■ **Task goal**
Only the number is wanted: tally the lines below that contain the word "浙江温州".

** start Data supplied **

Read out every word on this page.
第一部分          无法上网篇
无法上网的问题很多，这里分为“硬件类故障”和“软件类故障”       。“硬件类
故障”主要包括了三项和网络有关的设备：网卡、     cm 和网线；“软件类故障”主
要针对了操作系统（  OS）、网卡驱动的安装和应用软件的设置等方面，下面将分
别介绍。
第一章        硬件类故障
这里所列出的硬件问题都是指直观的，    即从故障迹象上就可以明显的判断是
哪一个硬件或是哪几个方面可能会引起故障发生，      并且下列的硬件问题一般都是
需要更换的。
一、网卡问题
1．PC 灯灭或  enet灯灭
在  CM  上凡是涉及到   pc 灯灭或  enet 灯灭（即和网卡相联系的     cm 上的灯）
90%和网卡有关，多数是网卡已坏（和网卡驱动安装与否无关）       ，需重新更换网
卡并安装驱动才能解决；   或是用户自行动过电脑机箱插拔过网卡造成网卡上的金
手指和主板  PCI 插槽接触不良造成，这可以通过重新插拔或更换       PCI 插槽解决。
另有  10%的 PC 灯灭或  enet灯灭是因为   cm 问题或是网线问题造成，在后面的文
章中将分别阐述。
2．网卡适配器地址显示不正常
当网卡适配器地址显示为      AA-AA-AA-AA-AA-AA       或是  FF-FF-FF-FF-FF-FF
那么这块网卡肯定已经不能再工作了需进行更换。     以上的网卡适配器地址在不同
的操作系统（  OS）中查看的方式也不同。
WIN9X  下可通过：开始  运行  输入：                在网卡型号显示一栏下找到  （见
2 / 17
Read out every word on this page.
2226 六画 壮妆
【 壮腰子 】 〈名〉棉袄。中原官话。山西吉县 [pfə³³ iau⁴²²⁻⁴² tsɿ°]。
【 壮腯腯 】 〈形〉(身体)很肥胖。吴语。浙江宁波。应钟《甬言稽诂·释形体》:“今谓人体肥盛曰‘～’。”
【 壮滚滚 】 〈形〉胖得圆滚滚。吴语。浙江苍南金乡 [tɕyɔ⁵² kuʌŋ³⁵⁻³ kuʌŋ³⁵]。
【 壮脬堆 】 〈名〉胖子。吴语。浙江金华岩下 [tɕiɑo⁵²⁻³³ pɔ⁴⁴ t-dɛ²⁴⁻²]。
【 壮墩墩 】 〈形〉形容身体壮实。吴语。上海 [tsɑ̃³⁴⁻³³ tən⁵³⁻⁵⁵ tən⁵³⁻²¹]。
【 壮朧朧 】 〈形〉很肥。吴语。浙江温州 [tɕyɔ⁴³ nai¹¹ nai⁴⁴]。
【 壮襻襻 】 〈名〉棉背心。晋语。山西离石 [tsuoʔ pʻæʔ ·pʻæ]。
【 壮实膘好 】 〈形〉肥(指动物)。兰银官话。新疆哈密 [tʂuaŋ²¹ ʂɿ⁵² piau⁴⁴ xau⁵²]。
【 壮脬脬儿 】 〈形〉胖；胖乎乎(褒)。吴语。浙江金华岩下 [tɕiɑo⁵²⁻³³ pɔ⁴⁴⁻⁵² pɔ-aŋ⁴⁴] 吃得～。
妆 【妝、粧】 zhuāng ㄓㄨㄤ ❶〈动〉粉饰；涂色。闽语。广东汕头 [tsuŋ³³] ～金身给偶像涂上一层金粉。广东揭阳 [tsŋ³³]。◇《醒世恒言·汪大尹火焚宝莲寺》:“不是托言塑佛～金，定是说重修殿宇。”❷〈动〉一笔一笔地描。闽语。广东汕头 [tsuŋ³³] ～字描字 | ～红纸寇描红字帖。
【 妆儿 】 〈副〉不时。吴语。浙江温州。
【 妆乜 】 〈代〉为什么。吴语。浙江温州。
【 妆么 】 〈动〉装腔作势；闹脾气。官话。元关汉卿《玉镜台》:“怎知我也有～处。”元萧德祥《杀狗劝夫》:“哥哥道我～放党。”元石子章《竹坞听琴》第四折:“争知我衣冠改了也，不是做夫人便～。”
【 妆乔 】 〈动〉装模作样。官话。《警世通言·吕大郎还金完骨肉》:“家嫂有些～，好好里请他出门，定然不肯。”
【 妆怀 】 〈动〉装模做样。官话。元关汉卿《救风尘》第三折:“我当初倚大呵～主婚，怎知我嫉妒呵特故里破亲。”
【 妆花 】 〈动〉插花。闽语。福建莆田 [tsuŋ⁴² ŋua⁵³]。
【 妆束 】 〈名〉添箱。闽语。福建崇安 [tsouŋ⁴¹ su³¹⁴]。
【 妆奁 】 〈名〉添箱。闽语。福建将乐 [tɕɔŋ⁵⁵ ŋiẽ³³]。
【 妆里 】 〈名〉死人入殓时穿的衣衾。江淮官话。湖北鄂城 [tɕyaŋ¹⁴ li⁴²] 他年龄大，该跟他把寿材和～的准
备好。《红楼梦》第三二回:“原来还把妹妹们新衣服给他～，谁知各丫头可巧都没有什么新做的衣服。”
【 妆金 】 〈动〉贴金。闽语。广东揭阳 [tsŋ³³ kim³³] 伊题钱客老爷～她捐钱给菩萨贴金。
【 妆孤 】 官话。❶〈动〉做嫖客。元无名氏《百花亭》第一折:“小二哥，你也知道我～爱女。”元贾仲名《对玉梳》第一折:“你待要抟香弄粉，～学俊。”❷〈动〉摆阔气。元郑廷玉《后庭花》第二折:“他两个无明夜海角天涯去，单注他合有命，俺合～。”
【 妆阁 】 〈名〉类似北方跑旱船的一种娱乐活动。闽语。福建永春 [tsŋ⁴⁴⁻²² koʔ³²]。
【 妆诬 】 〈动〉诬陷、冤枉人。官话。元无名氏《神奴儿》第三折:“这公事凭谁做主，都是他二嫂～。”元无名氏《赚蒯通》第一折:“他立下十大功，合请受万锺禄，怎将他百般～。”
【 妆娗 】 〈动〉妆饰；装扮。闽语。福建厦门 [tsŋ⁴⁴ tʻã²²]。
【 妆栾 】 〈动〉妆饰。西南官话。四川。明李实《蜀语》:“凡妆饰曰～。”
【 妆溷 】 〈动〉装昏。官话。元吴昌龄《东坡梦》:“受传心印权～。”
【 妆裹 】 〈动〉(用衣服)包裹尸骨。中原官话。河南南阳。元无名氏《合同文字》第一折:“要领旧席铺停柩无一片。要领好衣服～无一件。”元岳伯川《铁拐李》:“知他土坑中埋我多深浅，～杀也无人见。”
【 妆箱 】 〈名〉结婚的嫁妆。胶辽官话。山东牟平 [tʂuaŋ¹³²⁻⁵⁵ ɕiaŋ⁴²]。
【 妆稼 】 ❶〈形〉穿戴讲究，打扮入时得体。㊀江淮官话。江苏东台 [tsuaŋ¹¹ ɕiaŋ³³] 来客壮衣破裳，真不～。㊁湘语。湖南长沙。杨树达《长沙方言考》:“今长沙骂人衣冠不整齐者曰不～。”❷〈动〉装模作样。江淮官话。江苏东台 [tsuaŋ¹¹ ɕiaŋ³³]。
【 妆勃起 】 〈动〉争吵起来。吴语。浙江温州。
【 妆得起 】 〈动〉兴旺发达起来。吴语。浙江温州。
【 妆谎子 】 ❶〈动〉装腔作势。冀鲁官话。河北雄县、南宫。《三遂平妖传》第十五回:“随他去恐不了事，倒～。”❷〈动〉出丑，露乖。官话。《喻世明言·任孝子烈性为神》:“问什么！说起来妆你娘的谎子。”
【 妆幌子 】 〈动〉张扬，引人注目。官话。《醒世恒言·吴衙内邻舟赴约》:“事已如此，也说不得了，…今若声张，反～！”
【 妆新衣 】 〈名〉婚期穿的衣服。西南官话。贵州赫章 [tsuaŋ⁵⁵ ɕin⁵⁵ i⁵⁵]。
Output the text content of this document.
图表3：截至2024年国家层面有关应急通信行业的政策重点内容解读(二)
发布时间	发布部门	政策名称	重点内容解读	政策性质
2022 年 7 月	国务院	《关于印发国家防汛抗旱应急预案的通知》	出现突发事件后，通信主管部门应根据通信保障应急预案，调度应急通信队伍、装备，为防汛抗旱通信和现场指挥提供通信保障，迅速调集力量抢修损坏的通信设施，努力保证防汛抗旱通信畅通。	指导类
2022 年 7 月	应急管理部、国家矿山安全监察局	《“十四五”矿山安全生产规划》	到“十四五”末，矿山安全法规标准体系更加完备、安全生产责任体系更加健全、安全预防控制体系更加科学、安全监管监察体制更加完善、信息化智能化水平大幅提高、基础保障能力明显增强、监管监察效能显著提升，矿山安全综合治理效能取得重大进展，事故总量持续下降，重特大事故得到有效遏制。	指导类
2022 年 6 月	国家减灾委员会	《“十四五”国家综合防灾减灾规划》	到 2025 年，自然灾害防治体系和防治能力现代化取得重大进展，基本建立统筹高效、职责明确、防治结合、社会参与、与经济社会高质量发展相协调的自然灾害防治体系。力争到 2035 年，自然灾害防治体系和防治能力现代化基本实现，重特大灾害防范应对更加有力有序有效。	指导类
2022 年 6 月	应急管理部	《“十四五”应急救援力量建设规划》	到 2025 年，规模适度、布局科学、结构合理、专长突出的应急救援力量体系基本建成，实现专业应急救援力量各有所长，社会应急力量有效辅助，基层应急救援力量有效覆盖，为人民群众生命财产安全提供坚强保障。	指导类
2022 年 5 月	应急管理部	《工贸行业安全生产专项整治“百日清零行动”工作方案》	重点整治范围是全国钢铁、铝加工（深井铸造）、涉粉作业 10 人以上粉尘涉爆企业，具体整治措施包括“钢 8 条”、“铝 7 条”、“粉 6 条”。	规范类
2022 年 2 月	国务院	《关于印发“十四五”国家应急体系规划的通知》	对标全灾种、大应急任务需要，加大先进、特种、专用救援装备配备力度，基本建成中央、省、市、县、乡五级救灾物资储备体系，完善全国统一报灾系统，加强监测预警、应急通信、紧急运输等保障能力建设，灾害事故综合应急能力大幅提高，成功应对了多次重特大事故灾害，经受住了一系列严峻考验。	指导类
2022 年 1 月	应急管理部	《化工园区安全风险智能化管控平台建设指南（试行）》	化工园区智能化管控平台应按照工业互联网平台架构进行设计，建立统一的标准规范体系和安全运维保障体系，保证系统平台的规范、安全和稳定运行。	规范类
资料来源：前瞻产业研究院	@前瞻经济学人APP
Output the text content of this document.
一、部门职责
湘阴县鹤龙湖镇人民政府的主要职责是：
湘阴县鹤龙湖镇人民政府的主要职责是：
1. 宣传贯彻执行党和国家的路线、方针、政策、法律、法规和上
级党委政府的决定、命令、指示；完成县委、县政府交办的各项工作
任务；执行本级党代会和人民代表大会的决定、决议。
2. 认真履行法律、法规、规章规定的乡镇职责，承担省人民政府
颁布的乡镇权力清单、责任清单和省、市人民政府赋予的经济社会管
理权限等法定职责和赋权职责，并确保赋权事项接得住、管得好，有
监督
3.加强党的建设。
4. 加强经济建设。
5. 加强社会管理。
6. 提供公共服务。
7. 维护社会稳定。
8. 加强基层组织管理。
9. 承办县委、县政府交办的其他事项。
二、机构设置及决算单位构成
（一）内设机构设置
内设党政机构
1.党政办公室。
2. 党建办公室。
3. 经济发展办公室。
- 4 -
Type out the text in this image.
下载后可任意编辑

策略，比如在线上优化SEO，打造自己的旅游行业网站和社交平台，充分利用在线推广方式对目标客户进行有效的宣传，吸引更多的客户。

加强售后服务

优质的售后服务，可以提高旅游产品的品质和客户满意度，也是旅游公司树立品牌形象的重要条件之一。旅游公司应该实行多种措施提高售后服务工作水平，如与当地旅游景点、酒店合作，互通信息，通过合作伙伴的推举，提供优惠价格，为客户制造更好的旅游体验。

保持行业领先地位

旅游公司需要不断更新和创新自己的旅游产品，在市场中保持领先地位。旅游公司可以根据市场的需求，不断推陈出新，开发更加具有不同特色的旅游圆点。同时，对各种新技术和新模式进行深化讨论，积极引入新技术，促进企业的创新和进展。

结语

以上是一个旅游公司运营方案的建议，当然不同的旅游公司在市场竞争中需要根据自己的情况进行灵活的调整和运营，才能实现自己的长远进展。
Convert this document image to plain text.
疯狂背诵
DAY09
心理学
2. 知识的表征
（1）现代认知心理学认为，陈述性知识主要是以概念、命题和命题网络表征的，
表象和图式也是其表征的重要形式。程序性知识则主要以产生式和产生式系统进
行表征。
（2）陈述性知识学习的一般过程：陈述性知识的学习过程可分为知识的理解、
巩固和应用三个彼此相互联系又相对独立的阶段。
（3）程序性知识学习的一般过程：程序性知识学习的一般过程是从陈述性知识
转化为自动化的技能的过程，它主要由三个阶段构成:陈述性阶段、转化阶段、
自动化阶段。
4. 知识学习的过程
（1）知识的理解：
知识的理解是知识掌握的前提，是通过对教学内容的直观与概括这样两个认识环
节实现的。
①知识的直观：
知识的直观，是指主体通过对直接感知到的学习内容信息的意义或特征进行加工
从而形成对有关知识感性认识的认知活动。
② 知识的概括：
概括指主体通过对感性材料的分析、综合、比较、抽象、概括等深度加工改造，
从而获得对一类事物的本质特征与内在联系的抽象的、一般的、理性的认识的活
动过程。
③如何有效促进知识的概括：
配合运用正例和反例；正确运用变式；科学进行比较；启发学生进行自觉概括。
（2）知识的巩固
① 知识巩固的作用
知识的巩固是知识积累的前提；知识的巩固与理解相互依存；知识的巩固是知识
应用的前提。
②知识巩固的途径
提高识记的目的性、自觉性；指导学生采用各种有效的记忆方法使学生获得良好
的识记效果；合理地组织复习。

** end Data supplied **

■ **Finished exercise**
5